Count every line that holds the string "club", and report the number alone.

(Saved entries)
__________________________________________________

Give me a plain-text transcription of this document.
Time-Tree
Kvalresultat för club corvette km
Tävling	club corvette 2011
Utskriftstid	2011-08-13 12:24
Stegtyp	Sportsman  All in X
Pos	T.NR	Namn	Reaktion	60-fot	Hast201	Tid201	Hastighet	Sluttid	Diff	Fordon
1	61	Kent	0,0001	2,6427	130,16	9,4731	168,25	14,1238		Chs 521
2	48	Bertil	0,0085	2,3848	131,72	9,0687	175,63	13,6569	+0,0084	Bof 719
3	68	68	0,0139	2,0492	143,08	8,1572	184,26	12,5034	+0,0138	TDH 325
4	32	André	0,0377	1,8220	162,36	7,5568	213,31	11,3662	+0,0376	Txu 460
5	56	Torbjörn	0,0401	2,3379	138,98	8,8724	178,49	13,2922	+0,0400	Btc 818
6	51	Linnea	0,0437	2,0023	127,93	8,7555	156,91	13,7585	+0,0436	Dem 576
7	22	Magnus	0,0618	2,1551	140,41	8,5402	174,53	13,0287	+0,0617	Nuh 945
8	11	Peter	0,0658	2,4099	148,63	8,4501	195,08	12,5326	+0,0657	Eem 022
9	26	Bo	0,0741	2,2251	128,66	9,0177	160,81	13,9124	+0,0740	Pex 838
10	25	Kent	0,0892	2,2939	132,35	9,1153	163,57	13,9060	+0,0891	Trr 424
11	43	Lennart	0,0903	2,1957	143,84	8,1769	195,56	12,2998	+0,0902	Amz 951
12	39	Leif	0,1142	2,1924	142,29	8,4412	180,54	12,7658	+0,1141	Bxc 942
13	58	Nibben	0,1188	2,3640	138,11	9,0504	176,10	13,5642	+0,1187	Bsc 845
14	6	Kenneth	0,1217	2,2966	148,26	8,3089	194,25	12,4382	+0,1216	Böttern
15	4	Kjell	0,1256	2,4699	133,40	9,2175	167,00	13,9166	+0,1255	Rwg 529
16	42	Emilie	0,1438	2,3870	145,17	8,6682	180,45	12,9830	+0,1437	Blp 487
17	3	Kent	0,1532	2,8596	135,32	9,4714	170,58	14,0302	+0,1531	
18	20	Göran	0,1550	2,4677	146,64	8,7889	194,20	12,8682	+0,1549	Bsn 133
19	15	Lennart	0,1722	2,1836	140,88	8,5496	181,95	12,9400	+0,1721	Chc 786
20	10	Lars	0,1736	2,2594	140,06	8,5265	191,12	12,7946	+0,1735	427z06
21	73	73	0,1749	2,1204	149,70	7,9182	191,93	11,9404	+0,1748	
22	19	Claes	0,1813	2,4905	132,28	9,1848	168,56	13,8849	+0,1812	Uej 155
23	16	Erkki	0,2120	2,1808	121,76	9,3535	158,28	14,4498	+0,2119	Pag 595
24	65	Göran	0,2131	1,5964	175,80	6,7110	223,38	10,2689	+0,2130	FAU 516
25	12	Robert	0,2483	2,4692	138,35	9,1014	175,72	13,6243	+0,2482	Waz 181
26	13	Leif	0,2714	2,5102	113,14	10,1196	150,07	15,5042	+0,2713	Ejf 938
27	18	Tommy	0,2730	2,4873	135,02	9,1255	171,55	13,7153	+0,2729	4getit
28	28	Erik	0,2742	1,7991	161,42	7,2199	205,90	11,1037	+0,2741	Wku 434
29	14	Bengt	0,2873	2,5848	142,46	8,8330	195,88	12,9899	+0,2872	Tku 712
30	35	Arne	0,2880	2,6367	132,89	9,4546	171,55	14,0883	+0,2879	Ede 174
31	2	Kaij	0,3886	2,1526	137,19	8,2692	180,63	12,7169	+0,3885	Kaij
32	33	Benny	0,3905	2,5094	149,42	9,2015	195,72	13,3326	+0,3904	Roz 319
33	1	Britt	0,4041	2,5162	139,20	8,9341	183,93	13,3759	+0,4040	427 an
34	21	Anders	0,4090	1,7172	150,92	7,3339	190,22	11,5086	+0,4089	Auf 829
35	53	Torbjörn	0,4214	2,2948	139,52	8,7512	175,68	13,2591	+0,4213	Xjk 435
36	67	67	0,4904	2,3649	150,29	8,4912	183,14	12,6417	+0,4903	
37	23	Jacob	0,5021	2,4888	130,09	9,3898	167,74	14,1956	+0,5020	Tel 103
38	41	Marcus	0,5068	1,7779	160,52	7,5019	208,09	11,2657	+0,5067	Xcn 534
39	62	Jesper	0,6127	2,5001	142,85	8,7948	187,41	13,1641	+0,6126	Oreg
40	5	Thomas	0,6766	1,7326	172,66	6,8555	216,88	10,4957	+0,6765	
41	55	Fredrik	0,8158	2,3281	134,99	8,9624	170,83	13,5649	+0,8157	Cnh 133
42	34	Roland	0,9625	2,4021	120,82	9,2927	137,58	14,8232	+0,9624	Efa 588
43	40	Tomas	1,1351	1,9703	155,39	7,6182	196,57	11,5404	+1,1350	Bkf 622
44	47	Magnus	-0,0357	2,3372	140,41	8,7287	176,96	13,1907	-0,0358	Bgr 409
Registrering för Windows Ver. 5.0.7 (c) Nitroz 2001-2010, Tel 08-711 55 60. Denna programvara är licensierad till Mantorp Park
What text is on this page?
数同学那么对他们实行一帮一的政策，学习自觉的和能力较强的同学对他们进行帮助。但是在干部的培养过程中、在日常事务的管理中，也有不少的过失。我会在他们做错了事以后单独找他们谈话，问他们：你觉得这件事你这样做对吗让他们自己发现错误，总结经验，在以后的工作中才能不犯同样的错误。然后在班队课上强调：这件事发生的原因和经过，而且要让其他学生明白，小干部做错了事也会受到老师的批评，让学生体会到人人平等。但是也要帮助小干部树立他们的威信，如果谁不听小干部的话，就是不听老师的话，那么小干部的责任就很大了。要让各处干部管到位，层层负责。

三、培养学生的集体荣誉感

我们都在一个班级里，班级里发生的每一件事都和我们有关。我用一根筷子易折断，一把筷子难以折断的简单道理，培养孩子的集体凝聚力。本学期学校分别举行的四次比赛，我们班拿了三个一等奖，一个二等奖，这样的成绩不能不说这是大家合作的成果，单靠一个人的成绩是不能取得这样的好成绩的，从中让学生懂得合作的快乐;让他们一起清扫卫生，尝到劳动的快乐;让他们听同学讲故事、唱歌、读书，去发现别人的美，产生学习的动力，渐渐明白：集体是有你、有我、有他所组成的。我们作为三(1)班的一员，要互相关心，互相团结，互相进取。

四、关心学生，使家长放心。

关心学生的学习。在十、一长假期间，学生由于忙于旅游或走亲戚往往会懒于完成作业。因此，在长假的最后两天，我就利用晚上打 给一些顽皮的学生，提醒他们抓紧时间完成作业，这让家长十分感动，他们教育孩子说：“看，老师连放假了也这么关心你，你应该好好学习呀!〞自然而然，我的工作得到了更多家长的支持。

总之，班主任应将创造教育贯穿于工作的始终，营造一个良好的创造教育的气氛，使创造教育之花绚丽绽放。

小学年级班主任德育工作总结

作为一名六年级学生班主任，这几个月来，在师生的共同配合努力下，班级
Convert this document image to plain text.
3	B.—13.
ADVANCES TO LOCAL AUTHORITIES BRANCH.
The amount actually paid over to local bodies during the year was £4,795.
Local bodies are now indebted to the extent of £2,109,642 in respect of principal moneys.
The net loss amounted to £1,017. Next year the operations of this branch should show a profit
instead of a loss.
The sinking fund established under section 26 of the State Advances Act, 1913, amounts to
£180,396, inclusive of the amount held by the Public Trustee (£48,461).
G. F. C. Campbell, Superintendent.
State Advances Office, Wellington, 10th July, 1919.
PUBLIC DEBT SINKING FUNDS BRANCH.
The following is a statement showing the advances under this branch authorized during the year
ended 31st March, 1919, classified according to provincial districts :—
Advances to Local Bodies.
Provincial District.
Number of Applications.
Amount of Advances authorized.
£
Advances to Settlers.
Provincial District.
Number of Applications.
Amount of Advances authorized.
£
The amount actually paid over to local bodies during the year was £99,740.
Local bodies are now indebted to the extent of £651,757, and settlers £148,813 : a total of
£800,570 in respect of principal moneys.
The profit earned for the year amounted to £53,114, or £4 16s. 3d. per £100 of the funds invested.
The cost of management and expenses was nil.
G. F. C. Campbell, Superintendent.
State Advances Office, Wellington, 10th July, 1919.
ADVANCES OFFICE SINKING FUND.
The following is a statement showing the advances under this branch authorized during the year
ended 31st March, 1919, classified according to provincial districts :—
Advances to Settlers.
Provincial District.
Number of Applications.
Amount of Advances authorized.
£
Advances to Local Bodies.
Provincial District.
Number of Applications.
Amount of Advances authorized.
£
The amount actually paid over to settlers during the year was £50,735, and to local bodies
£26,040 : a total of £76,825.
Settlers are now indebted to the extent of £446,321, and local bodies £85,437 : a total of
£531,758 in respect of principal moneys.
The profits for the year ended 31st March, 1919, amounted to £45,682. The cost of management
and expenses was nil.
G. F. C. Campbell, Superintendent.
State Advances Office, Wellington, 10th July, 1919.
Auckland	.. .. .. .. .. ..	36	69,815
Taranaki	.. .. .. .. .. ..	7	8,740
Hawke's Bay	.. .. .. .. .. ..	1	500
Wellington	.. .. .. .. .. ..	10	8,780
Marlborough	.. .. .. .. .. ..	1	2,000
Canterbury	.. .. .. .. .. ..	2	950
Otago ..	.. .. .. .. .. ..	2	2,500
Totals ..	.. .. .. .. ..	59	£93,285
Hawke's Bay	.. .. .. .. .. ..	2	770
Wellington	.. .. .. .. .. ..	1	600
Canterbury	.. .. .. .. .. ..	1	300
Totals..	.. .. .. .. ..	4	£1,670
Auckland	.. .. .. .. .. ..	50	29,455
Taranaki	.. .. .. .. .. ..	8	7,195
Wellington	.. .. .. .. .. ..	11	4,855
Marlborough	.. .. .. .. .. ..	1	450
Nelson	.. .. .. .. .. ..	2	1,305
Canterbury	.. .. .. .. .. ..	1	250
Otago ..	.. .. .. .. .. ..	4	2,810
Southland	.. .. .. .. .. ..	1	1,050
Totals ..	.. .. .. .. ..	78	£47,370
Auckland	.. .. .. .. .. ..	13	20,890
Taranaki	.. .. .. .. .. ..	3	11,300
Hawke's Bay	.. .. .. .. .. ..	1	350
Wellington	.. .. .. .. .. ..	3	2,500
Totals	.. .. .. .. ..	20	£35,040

__________________________________________________

— Response —
2